### [Your goal]
Count how many lines of the material contain the string "this", then give that number and nothing more.

### [Data provided]

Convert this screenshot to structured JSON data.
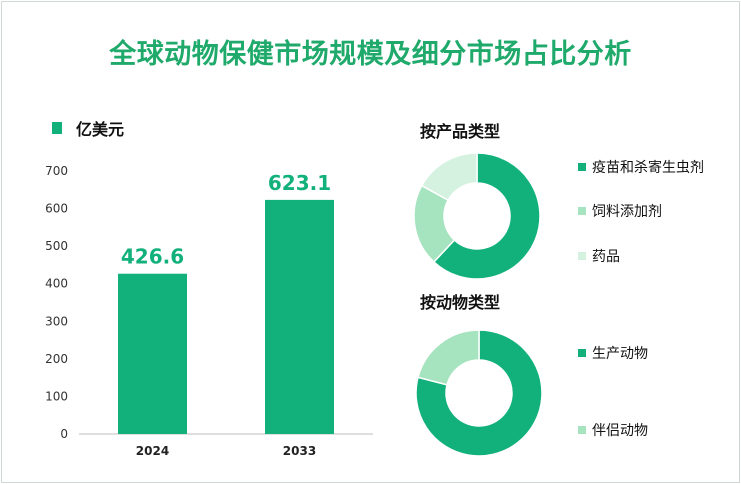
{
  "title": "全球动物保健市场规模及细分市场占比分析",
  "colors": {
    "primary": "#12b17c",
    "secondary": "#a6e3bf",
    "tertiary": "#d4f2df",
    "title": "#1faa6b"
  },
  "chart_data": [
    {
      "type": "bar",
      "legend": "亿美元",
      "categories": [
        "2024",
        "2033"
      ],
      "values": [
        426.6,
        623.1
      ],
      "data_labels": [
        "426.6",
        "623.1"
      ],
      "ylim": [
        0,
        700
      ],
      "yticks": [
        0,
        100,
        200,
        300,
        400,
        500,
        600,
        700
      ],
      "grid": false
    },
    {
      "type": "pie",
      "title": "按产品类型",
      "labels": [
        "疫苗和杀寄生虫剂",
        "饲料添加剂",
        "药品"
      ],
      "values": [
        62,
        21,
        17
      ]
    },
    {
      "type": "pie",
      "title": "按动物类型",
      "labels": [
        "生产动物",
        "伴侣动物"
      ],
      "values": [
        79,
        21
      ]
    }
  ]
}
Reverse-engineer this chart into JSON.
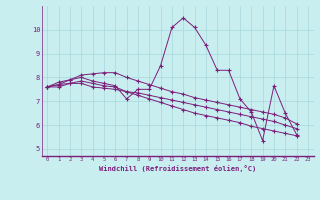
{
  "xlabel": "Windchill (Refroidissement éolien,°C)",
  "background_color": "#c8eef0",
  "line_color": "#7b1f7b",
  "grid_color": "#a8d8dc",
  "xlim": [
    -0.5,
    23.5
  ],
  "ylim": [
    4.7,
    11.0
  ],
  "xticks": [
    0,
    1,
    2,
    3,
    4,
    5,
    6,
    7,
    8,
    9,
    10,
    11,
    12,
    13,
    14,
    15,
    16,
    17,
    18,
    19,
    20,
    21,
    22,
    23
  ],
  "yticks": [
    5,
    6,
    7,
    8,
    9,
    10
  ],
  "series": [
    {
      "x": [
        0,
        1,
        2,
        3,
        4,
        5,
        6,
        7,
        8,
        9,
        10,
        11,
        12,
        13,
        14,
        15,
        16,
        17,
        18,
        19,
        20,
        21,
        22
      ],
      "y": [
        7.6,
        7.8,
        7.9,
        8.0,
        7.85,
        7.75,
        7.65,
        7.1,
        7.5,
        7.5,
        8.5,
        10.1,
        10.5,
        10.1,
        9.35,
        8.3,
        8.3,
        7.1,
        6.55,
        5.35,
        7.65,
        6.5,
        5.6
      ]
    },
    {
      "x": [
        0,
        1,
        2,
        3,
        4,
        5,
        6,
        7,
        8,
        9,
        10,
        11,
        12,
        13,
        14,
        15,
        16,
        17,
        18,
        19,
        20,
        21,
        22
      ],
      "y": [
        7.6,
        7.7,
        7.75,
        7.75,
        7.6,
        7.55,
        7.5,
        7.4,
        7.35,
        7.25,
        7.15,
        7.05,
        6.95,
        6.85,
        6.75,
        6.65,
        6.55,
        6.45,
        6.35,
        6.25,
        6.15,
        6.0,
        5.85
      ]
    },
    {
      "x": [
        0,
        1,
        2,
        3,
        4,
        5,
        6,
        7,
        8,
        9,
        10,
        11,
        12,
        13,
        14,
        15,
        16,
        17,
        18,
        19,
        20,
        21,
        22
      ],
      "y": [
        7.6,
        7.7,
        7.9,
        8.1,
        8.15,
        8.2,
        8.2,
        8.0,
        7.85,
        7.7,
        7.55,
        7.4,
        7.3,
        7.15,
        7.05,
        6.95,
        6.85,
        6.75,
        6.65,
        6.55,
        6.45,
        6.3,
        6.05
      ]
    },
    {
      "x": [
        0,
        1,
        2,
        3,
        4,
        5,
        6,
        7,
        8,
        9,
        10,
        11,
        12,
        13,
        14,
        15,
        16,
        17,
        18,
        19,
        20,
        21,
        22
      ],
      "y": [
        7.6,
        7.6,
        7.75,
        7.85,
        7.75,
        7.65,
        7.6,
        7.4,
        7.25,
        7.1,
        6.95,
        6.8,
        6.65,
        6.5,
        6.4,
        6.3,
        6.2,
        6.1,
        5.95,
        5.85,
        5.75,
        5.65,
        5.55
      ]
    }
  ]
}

### [Answer to the task]
2